### [Dataset excerpt]

§

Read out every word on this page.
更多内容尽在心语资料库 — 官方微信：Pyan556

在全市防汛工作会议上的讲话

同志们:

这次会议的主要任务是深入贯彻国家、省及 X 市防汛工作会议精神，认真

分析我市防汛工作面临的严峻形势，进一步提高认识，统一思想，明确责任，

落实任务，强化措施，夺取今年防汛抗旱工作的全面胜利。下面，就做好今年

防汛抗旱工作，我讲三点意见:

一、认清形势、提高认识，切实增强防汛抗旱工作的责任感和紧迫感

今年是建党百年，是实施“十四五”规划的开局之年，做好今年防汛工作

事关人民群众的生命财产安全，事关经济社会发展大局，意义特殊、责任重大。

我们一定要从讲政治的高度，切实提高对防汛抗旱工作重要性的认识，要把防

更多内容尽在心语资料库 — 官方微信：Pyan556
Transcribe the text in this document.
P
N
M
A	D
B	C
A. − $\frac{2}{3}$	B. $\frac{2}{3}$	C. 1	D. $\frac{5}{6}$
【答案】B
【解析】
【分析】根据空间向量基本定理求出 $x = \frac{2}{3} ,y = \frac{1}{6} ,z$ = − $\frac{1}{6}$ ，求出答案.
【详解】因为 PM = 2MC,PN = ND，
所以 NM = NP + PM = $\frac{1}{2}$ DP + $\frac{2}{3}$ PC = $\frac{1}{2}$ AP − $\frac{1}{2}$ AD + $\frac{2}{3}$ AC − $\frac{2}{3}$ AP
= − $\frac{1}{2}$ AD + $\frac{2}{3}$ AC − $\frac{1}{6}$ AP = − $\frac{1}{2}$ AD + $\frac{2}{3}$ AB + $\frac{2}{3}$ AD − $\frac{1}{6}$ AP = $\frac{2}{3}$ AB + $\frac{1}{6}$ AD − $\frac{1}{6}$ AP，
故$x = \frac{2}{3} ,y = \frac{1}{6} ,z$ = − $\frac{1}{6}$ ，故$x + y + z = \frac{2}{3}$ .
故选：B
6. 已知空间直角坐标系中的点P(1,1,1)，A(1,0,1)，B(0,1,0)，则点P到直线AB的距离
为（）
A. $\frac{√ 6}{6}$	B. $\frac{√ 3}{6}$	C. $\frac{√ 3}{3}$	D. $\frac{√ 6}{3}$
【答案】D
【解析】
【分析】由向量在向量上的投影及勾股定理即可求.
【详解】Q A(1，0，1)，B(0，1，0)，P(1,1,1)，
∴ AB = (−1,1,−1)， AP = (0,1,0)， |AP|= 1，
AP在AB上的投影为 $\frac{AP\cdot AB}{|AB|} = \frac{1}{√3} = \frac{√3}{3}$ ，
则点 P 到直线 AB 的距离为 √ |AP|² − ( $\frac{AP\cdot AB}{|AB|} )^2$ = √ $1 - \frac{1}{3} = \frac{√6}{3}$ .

§

### [INSTRUCTION]
Reproduce each entry above exactly, keeping every word.

### [OUTPUT FOR THIS TASK]
Read out every word on this page.
更多内容尽在心语资料库 — 官方微信：Pyan556

在全市防汛工作会议上的讲话

同志们:

这次会议的主要任务是深入贯彻国家、省及 X 市防汛工作会议精神，认真

分析我市防汛工作面临的严峻形势，进一步提高认识，统一思想，明确责任，

落实任务，强化措施，夺取今年防汛抗旱工作的全面胜利。下面，就做好今年

防汛抗旱工作，我讲三点意见:

一、认清形势、提高认识，切实增强防汛抗旱工作的责任感和紧迫感

今年是建党百年，是实施“十四五”规划的开局之年，做好今年防汛工作

事关人民群众的生命财产安全，事关经济社会发展大局，意义特殊、责任重大。

我们一定要从讲政治的高度，切实提高对防汛抗旱工作重要性的认识，要把防

更多内容尽在心语资料库 — 官方微信：Pyan556
Transcribe the text in this document.
P
N
M
A	D
B	C
A. − $\frac{2}{3}$	B. $\frac{2}{3}$	C. 1	D. $\frac{5}{6}$
【答案】B
【解析】
【分析】根据空间向量基本定理求出 $x = \frac{2}{3} ,y = \frac{1}{6} ,z$ = − $\frac{1}{6}$ ，求出答案.
【详解】因为 PM = 2MC,PN = ND，
所以 NM = NP + PM = $\frac{1}{2}$ DP + $\frac{2}{3}$ PC = $\frac{1}{2}$ AP − $\frac{1}{2}$ AD + $\frac{2}{3}$ AC − $\frac{2}{3}$ AP
= − $\frac{1}{2}$ AD + $\frac{2}{3}$ AC − $\frac{1}{6}$ AP = − $\frac{1}{2}$ AD + $\frac{2}{3}$ AB + $\frac{2}{3}$ AD − $\frac{1}{6}$ AP = $\frac{2}{3}$ AB + $\frac{1}{6}$ AD − $\frac{1}{6}$ AP，
故$x = \frac{2}{3} ,y = \frac{1}{6} ,z$ = − $\frac{1}{6}$ ，故$x + y + z = \frac{2}{3}$ .
故选：B
6. 已知空间直角坐标系中的点P(1,1,1)，A(1,0,1)，B(0,1,0)，则点P到直线AB的距离
为（）
A. $\frac{√ 6}{6}$	B. $\frac{√ 3}{6}$	C. $\frac{√ 3}{3}$	D. $\frac{√ 6}{3}$
【答案】D
【解析】
【分析】由向量在向量上的投影及勾股定理即可求.
【详解】Q A(1，0，1)，B(0，1，0)，P(1,1,1)，
∴ AB = (−1,1,−1)， AP = (0,1,0)， |AP|= 1，
AP在AB上的投影为 $\frac{AP\cdot AB}{|AB|} = \frac{1}{√3} = \frac{√3}{3}$ ，
则点 P 到直线 AB 的距离为 √ |AP|² − ( $\frac{AP\cdot AB}{|AB|} )^2$ = √ $1 - \frac{1}{3} = \frac{√6}{3}$ .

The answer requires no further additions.